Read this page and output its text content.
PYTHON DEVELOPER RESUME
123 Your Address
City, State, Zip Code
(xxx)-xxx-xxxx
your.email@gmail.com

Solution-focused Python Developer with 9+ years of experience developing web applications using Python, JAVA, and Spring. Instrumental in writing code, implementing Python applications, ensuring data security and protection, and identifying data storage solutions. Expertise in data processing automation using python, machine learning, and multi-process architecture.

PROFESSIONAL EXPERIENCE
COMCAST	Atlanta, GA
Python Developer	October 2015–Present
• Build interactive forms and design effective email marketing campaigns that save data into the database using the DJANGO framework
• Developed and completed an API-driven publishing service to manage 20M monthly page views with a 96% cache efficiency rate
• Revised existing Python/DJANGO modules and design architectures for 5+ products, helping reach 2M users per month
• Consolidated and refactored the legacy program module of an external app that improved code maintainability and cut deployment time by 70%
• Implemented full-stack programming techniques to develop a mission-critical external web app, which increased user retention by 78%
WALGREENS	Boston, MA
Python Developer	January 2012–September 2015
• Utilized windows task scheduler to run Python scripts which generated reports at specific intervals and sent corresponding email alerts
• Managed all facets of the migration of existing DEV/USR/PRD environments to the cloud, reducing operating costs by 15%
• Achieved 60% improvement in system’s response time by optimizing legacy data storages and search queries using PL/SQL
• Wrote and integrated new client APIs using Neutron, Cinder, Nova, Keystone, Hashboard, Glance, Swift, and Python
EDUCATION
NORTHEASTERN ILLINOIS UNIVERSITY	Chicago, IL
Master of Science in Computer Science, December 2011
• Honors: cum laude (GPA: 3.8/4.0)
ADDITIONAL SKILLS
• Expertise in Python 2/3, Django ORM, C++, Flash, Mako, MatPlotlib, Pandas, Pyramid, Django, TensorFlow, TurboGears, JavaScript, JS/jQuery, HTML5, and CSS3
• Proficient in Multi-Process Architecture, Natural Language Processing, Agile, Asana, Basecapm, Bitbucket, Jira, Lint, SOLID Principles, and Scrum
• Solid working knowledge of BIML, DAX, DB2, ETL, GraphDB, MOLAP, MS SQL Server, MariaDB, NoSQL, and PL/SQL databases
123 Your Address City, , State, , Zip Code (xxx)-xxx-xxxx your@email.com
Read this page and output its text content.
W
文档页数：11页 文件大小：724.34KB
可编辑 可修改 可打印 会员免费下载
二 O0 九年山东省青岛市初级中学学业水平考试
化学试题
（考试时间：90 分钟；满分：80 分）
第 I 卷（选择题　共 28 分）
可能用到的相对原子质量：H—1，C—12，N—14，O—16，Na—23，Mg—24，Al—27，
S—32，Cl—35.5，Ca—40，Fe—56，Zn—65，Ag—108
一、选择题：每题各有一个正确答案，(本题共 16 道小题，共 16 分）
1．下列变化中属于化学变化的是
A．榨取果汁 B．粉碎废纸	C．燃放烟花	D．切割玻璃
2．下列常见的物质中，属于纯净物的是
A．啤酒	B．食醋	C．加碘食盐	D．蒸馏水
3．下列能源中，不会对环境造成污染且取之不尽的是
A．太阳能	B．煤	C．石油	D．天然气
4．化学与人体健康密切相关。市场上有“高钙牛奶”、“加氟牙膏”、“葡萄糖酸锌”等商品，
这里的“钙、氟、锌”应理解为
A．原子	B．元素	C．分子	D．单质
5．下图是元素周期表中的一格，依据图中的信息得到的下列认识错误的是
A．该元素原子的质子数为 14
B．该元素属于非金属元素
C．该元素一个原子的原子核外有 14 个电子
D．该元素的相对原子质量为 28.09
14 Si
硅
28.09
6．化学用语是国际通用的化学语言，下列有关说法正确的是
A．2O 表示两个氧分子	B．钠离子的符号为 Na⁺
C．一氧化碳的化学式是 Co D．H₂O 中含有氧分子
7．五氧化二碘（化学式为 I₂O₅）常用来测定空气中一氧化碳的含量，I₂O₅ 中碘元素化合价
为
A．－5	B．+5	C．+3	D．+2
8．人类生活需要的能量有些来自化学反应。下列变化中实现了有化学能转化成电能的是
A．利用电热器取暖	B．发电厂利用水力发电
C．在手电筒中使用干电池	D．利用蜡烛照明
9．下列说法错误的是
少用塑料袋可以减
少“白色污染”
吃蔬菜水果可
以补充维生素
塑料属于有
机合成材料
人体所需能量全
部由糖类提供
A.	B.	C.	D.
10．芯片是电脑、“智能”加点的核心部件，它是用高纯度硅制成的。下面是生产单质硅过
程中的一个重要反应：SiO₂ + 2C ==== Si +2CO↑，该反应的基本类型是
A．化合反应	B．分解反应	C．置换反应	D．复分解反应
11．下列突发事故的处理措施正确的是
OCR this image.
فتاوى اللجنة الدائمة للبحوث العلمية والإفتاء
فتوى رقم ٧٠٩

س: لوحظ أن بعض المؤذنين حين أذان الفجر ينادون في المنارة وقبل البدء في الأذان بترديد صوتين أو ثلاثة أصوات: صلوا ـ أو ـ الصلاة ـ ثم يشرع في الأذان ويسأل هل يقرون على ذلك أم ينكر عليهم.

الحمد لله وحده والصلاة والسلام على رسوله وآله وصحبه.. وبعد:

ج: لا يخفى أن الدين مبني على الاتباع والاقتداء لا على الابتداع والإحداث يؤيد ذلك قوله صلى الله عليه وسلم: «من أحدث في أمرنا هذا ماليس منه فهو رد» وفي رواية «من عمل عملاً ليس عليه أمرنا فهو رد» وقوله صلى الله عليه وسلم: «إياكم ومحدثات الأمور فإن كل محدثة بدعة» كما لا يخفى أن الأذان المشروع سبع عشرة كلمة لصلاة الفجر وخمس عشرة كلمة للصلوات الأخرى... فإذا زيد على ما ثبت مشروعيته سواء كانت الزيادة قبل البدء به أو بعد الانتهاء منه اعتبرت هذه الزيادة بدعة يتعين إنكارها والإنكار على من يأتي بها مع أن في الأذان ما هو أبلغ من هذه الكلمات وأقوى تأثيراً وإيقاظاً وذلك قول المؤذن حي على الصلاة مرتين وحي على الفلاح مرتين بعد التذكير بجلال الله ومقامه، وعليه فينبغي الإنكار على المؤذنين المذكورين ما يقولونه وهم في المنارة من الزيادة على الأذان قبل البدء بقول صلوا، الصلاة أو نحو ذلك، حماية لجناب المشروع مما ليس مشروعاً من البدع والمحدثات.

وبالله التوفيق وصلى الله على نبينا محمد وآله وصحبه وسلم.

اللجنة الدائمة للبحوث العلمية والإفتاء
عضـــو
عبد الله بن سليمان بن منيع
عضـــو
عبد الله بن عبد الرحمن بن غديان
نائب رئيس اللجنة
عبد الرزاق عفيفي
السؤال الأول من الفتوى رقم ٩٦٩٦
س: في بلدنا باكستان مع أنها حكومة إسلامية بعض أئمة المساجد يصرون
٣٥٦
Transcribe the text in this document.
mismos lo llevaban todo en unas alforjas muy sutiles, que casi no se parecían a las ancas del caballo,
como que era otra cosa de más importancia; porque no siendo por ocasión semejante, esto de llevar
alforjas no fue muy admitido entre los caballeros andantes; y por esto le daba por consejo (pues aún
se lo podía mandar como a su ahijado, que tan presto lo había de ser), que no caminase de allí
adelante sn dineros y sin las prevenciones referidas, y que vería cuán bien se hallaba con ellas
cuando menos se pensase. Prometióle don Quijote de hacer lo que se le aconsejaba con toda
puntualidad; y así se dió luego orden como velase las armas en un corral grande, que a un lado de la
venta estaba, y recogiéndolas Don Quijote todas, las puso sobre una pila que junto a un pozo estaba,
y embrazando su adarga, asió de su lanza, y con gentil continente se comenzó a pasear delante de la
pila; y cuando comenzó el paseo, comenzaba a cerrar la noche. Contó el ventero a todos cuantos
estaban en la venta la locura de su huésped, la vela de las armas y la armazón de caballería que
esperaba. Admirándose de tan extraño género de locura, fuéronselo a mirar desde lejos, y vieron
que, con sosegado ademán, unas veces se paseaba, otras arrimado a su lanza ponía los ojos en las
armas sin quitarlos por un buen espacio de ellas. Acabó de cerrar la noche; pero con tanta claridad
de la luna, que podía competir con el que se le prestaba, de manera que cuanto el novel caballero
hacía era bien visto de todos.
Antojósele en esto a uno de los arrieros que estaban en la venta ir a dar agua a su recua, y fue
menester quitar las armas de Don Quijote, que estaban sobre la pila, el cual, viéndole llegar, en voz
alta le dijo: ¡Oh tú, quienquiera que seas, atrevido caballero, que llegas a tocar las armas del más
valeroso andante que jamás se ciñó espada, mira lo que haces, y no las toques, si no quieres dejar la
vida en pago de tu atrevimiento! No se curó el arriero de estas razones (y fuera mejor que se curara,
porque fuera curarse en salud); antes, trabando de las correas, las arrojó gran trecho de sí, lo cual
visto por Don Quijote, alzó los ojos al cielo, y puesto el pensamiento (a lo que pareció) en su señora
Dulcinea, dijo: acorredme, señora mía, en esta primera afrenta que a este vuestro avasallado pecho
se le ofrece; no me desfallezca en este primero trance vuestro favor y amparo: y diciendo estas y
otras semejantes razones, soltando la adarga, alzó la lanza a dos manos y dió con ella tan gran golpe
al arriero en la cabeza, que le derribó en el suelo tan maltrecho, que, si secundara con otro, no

GIVEN PROBLEM: Pull out the lines above in which the word "xxxx" appears.

OUTPUT OF THE TASK:
(xxx)-xxx-xxxx
123 Your Address City, , State, , Zip Code (xxx)-xxx-xxxx your@email.com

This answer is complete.